- **What is asked**
Return verbatim the part of the material that opens with the line containing "y0, x1, y1]." and closes with the line containing "section-title-startle: (i) Startle", with both of those lines included. Leave out the picture.

# Start of Given data

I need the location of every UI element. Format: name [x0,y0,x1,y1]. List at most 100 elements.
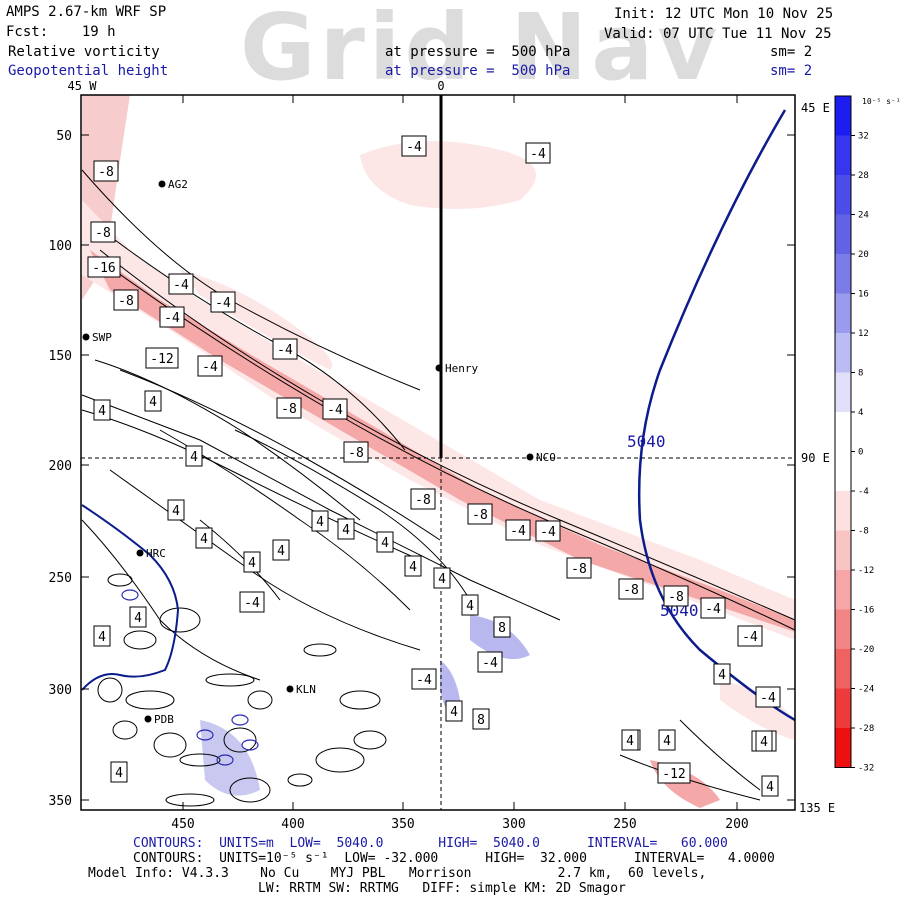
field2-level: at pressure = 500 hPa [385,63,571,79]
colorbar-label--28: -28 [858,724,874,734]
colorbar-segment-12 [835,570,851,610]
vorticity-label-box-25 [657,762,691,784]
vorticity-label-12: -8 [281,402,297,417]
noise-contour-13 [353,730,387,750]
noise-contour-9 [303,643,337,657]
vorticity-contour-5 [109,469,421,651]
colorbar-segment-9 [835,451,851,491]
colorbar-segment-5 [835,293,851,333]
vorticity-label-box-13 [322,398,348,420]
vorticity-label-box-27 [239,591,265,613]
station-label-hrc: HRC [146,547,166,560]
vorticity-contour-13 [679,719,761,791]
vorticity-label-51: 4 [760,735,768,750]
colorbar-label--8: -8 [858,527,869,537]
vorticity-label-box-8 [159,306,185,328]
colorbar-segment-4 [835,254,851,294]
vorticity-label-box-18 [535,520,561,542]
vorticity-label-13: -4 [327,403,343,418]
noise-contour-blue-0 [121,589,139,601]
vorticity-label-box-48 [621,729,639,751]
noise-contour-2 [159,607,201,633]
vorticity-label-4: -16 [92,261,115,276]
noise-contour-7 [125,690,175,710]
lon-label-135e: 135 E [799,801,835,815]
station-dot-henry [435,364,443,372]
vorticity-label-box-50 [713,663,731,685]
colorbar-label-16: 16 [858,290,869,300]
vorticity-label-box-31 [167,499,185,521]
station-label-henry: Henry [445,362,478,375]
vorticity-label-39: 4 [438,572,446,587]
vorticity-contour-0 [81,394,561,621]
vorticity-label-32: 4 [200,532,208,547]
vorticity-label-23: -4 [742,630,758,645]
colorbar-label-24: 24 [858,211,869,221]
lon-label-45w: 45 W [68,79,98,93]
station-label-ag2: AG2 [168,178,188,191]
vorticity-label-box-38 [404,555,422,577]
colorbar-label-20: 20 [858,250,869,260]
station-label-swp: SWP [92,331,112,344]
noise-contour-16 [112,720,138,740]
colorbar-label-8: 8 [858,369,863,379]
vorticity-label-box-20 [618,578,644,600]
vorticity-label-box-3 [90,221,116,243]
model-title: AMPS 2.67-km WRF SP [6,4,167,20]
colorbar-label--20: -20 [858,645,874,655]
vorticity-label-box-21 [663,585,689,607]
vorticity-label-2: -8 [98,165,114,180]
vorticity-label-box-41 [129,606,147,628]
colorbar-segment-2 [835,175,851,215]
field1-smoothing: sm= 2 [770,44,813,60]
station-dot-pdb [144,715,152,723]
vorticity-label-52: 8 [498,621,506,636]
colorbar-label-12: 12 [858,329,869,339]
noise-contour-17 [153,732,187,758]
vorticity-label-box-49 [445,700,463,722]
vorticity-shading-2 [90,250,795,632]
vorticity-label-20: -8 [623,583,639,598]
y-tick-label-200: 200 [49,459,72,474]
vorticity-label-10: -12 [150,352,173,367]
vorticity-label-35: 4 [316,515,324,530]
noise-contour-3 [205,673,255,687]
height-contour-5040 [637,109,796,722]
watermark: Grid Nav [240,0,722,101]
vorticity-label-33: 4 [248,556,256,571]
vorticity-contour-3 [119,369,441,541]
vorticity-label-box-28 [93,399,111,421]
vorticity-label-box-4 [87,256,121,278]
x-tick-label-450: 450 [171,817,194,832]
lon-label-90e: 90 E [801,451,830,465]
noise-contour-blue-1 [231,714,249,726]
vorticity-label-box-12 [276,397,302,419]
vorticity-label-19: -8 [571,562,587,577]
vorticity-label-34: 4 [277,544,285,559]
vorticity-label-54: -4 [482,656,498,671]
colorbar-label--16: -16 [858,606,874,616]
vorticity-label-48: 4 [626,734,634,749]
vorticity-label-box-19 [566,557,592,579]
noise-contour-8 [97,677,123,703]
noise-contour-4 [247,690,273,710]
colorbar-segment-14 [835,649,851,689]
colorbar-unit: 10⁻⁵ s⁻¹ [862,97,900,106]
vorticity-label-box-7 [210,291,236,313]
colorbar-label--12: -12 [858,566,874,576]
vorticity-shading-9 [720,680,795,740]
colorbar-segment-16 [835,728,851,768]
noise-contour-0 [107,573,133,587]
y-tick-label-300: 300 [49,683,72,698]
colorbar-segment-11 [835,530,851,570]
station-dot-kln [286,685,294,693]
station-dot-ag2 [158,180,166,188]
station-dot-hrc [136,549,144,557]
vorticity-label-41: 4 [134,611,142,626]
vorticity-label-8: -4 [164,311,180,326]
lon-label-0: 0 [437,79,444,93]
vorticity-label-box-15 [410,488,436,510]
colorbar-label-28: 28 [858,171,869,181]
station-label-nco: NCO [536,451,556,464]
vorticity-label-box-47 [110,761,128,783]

# End of Given data
# Start of Given data

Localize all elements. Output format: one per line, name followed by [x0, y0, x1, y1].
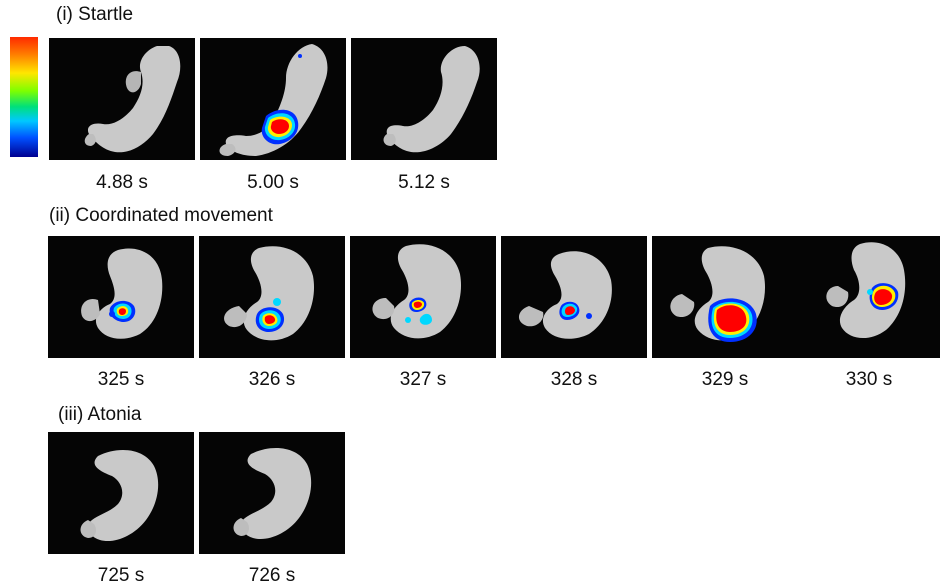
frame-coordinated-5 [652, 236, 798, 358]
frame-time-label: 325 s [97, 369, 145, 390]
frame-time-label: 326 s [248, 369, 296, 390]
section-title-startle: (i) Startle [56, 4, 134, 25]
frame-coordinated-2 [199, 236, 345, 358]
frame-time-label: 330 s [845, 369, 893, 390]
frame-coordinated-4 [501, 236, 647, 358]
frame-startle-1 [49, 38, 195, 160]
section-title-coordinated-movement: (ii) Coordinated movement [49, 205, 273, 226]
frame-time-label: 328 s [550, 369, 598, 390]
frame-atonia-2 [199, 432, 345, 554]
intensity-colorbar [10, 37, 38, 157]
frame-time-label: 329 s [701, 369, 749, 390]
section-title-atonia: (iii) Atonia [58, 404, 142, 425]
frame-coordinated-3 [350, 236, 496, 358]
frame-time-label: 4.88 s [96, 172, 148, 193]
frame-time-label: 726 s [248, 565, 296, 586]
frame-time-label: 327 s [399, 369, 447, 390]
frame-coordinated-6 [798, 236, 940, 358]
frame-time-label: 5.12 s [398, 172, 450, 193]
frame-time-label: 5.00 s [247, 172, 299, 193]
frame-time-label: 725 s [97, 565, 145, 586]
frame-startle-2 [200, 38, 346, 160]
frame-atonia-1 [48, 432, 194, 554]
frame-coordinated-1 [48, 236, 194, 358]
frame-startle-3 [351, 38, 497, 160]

# End of Given data
# Start of Given data

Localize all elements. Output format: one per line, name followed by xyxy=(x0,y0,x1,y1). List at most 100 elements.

# End of Given data

- **Result for this task**
Localize all elements. Output format: one per line, name followed by [x0, y0, x1, y1].
frame-coordinated-5 [652, 236, 798, 358]
frame-time-label: 325 s [97, 369, 145, 390]
frame-time-label: 326 s [248, 369, 296, 390]
section-title-startle: (i) Startle [56, 4, 134, 25]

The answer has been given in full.